### Exercise prompt
Transcribe the records below exactly as they appear.

Stored data
"""
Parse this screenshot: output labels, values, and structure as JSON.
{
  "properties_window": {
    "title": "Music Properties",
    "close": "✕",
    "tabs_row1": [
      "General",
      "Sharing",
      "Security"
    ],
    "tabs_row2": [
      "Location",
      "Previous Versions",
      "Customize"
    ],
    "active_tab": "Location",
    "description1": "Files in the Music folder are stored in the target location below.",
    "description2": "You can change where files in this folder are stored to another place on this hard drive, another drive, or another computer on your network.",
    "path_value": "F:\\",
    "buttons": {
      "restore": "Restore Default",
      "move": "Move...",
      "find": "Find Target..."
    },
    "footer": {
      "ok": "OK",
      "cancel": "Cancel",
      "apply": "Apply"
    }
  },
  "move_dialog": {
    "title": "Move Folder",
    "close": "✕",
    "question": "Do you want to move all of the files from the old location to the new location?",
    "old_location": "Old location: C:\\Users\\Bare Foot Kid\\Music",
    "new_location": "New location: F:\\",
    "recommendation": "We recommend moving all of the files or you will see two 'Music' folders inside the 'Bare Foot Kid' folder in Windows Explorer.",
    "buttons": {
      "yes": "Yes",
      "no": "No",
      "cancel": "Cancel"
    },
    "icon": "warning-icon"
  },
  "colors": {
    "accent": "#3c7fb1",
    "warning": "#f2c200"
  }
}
"""
### Correct output
Parse this screenshot: output labels, values, and structure as JSON.
{
  "properties_window": {
    "title": "Music Properties",
    "close": "✕",
    "tabs_row1": [
      "General",
      "Sharing",
      "Security"
    ],
    "tabs_row2": [
      "Location",
      "Previous Versions",
      "Customize"
    ],
    "active_tab": "Location",
    "description1": "Files in the Music folder are stored in the target location below.",
    "description2": "You can change where files in this folder are stored to another place on this hard drive, another drive, or another computer on your network.",
    "path_value": "F:\\",
    "buttons": {
      "restore": "Restore Default",
      "move": "Move...",
      "find": "Find Target..."
    },
    "footer": {
      "ok": "OK",
      "cancel": "Cancel",
      "apply": "Apply"
    }
  },
  "move_dialog": {
    "title": "Move Folder",
    "close": "✕",
    "question": "Do you want to move all of the files from the old location to the new location?",
    "old_location": "Old location: C:\\Users\\Bare Foot Kid\\Music",
    "new_location": "New location: F:\\",
    "recommendation": "We recommend moving all of the files or you will see two 'Music' folders inside the 'Bare Foot Kid' folder in Windows Explorer.",
    "buttons": {
      "yes": "Yes",
      "no": "No",
      "cancel": "Cancel"
    },
    "icon": "warning-icon"
  },
  "colors": {
    "accent": "#3c7fb1",
    "warning": "#f2c200"
  }
}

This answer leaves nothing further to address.